**Material for this exercise:**
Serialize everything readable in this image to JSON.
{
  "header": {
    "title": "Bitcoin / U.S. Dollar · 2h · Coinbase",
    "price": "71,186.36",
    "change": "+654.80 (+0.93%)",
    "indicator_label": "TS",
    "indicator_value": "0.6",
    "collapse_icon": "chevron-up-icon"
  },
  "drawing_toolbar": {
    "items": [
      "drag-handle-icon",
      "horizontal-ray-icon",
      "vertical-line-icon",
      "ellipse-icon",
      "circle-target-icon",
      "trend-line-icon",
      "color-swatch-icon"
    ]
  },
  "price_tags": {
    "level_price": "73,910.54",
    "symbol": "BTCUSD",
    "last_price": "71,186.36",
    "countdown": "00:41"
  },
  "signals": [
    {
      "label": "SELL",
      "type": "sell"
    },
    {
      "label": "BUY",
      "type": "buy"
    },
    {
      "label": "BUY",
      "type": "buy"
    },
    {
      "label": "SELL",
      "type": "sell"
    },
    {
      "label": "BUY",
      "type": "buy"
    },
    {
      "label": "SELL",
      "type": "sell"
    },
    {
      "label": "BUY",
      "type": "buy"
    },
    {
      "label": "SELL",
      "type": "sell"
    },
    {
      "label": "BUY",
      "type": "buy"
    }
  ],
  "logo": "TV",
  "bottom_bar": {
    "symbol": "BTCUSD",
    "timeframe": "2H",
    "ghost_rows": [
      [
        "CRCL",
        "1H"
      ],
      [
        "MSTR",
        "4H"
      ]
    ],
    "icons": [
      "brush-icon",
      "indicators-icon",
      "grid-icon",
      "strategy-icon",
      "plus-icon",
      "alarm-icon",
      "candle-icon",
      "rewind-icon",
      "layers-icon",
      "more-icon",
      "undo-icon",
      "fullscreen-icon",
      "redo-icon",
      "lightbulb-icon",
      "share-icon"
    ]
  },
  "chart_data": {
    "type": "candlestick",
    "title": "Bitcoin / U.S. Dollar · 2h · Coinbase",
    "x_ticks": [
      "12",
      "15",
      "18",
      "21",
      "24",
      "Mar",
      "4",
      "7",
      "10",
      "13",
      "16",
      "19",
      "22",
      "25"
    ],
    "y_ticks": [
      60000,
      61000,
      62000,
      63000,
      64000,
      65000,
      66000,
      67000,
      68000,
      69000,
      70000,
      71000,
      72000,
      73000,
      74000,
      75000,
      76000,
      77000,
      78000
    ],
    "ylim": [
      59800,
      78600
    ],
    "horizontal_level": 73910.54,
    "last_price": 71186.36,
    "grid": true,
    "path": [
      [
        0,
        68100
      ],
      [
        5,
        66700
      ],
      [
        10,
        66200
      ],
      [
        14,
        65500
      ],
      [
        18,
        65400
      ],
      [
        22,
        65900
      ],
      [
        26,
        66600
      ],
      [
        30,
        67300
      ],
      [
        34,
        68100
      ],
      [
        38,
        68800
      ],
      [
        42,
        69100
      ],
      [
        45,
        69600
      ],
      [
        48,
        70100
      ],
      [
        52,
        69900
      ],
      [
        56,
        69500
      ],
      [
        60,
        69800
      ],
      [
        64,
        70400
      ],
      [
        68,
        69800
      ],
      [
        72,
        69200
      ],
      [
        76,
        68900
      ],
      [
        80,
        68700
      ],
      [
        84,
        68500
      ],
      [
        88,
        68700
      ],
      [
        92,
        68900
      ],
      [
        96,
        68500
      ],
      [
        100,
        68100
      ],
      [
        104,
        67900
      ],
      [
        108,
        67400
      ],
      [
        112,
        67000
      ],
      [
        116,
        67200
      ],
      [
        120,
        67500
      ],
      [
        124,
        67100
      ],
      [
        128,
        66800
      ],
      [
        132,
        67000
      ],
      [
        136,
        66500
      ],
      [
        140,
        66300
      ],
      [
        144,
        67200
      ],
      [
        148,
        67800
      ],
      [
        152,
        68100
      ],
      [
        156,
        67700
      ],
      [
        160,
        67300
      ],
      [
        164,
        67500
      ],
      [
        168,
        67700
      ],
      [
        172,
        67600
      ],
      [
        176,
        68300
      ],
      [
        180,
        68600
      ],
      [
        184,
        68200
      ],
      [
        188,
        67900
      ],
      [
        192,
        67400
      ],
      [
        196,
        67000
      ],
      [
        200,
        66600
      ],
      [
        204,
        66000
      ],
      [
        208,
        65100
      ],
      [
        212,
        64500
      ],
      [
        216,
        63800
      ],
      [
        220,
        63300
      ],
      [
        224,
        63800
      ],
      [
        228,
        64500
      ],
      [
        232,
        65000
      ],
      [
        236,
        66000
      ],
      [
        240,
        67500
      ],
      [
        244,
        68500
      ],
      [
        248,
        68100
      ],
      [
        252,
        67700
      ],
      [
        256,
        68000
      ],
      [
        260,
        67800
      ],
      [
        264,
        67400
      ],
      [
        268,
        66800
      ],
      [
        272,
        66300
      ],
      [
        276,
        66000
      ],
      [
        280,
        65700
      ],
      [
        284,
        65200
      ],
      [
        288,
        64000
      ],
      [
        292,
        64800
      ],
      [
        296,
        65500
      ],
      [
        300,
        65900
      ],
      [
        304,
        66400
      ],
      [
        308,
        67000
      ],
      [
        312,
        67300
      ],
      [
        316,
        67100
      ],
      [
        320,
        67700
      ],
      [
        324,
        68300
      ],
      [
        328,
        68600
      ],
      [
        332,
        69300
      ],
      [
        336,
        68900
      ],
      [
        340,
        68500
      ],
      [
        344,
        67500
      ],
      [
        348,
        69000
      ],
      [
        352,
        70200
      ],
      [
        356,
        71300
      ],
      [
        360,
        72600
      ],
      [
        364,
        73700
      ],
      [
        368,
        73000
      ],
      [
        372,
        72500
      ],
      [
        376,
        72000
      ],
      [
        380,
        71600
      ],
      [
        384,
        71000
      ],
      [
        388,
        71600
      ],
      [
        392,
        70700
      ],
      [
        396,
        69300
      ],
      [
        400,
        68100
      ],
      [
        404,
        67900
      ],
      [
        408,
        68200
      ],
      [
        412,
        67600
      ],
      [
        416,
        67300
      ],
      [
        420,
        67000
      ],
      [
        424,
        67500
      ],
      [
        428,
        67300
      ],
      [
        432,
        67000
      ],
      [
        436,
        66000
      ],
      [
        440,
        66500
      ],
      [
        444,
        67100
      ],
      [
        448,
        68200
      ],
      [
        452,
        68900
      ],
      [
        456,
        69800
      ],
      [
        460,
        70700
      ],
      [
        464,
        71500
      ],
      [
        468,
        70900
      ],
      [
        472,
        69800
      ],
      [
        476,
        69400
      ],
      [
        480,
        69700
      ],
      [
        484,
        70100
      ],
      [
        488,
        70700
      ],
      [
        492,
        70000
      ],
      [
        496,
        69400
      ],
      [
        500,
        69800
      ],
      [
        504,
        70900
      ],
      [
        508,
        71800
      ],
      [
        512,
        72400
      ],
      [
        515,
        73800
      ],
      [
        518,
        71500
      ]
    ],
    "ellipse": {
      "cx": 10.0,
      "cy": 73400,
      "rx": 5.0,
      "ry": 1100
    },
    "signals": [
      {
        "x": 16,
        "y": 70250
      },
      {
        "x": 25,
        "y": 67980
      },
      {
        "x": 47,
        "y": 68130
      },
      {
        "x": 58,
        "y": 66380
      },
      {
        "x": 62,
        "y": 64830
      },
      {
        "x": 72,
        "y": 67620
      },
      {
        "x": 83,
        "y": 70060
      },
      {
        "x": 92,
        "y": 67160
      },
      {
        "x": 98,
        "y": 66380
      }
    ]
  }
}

**Task:** Extract the full listing above without altering anything.

**Full output:**
Serialize everything readable in this image to JSON.
{
  "header": {
    "title": "Bitcoin / U.S. Dollar · 2h · Coinbase",
    "price": "71,186.36",
    "change": "+654.80 (+0.93%)",
    "indicator_label": "TS",
    "indicator_value": "0.6",
    "collapse_icon": "chevron-up-icon"
  },
  "drawing_toolbar": {
    "items": [
      "drag-handle-icon",
      "horizontal-ray-icon",
      "vertical-line-icon",
      "ellipse-icon",
      "circle-target-icon",
      "trend-line-icon",
      "color-swatch-icon"
    ]
  },
  "price_tags": {
    "level_price": "73,910.54",
    "symbol": "BTCUSD",
    "last_price": "71,186.36",
    "countdown": "00:41"
  },
  "signals": [
    {
      "label": "SELL",
      "type": "sell"
    },
    {
      "label": "BUY",
      "type": "buy"
    },
    {
      "label": "BUY",
      "type": "buy"
    },
    {
      "label": "SELL",
      "type": "sell"
    },
    {
      "label": "BUY",
      "type": "buy"
    },
    {
      "label": "SELL",
      "type": "sell"
    },
    {
      "label": "BUY",
      "type": "buy"
    },
    {
      "label": "SELL",
      "type": "sell"
    },
    {
      "label": "BUY",
      "type": "buy"
    }
  ],
  "logo": "TV",
  "bottom_bar": {
    "symbol": "BTCUSD",
    "timeframe": "2H",
    "ghost_rows": [
      [
        "CRCL",
        "1H"
      ],
      [
        "MSTR",
        "4H"
      ]
    ],
    "icons": [
      "brush-icon",
      "indicators-icon",
      "grid-icon",
      "strategy-icon",
      "plus-icon",
      "alarm-icon",
      "candle-icon",
      "rewind-icon",
      "layers-icon",
      "more-icon",
      "undo-icon",
      "fullscreen-icon",
      "redo-icon",
      "lightbulb-icon",
      "share-icon"
    ]
  },
  "chart_data": {
    "type": "candlestick",
    "title": "Bitcoin / U.S. Dollar · 2h · Coinbase",
    "x_ticks": [
      "12",
      "15",
      "18",
      "21",
      "24",
      "Mar",
      "4",
      "7",
      "10",
      "13",
      "16",
      "19",
      "22",
      "25"
    ],
    "y_ticks": [
      60000,
      61000,
      62000,
      63000,
      64000,
      65000,
      66000,
      67000,
      68000,
      69000,
      70000,
      71000,
      72000,
      73000,
      74000,
      75000,
      76000,
      77000,
      78000
    ],
    "ylim": [
      59800,
      78600
    ],
    "horizontal_level": 73910.54,
    "last_price": 71186.36,
    "grid": true,
    "path": [
      [
        0,
        68100
      ],
      [
        5,
        66700
      ],
      [
        10,
        66200
      ],
      [
        14,
        65500
      ],
      [
        18,
        65400
      ],
      [
        22,
        65900
      ],
      [
        26,
        66600
      ],
      [
        30,
        67300
      ],
      [
        34,
        68100
      ],
      [
        38,
        68800
      ],
      [
        42,
        69100
      ],
      [
        45,
        69600
      ],
      [
        48,
        70100
      ],
      [
        52,
        69900
      ],
      [
        56,
        69500
      ],
      [
        60,
        69800
      ],
      [
        64,
        70400
      ],
      [
        68,
        69800
      ],
      [
        72,
        69200
      ],
      [
        76,
        68900
      ],
      [
        80,
        68700
      ],
      [
        84,
        68500
      ],
      [
        88,
        68700
      ],
      [
        92,
        68900
      ],
      [
        96,
        68500
      ],
      [
        100,
        68100
      ],
      [
        104,
        67900
      ],
      [
        108,
        67400
      ],
      [
        112,
        67000
      ],
      [
        116,
        67200
      ],
      [
        120,
        67500
      ],
      [
        124,
        67100
      ],
      [
        128,
        66800
      ],
      [
        132,
        67000
      ],
      [
        136,
        66500
      ],
      [
        140,
        66300
      ],
      [
        144,
        67200
      ],
      [
        148,
        67800
      ],
      [
        152,
        68100
      ],
      [
        156,
        67700
      ],
      [
        160,
        67300
      ],
      [
        164,
        67500
      ],
      [
        168,
        67700
      ],
      [
        172,
        67600
      ],
      [
        176,
        68300
      ],
      [
        180,
        68600
      ],
      [
        184,
        68200
      ],
      [
        188,
        67900
      ],
      [
        192,
        67400
      ],
      [
        196,
        67000
      ],
      [
        200,
        66600
      ],
      [
        204,
        66000
      ],
      [
        208,
        65100
      ],
      [
        212,
        64500
      ],
      [
        216,
        63800
      ],
      [
        220,
        63300
      ],
      [
        224,
        63800
      ],
      [
        228,
        64500
      ],
      [
        232,
        65000
      ],
      [
        236,
        66000
      ],
      [
        240,
        67500
      ],
      [
        244,
        68500
      ],
      [
        248,
        68100
      ],
      [
        252,
        67700
      ],
      [
        256,
        68000
      ],
      [
        260,
        67800
      ],
      [
        264,
        67400
      ],
      [
        268,
        66800
      ],
      [
        272,
        66300
      ],
      [
        276,
        66000
      ],
      [
        280,
        65700
      ],
      [
        284,
        65200
      ],
      [
        288,
        64000
      ],
      [
        292,
        64800
      ],
      [
        296,
        65500
      ],
      [
        300,
        65900
      ],
      [
        304,
        66400
      ],
      [
        308,
        67000
      ],
      [
        312,
        67300
      ],
      [
        316,
        67100
      ],
      [
        320,
        67700
      ],
      [
        324,
        68300
      ],
      [
        328,
        68600
      ],
      [
        332,
        69300
      ],
      [
        336,
        68900
      ],
      [
        340,
        68500
      ],
      [
        344,
        67500
      ],
      [
        348,
        69000
      ],
      [
        352,
        70200
      ],
      [
        356,
        71300
      ],
      [
        360,
        72600
      ],
      [
        364,
        73700
      ],
      [
        368,
        73000
      ],
      [
        372,
        72500
      ],
      [
        376,
        72000
      ],
      [
        380,
        71600
      ],
      [
        384,
        71000
      ],
      [
        388,
        71600
      ],
      [
        392,
        70700
      ],
      [
        396,
        69300
      ],
      [
        400,
        68100
      ],
      [
        404,
        67900
      ],
      [
        408,
        68200
      ],
      [
        412,
        67600
      ],
      [
        416,
        67300
      ],
      [
        420,
        67000
      ],
      [
        424,
        67500
      ],
      [
        428,
        67300
      ],
      [
        432,
        67000
      ],
      [
        436,
        66000
      ],
      [
        440,
        66500
      ],
      [
        444,
        67100
      ],
      [
        448,
        68200
      ],
      [
        452,
        68900
      ],
      [
        456,
        69800
      ],
      [
        460,
        70700
      ],
      [
        464,
        71500
      ],
      [
        468,
        70900
      ],
      [
        472,
        69800
      ],
      [
        476,
        69400
      ],
      [
        480,
        69700
      ],
      [
        484,
        70100
      ],
      [
        488,
        70700
      ],
      [
        492,
        70000
      ],
      [
        496,
        69400
      ],
      [
        500,
        69800
      ],
      [
        504,
        70900
      ],
      [
        508,
        71800
      ],
      [
        512,
        72400
      ],
      [
        515,
        73800
      ],
      [
        518,
        71500
      ]
    ],
    "ellipse": {
      "cx": 10.0,
      "cy": 73400,
      "rx": 5.0,
      "ry": 1100
    },
    "signals": [
      {
        "x": 16,
        "y": 70250
      },
      {
        "x": 25,
        "y": 67980
      },
      {
        "x": 47,
        "y": 68130
      },
      {
        "x": 58,
        "y": 66380
      },
      {
        "x": 62,
        "y": 64830
      },
      {
        "x": 72,
        "y": 67620
      },
      {
        "x": 83,
        "y": 70060
      },
      {
        "x": 92,
        "y": 67160
      },
      {
        "x": 98,
        "y": 66380
      }
    ]
  }
}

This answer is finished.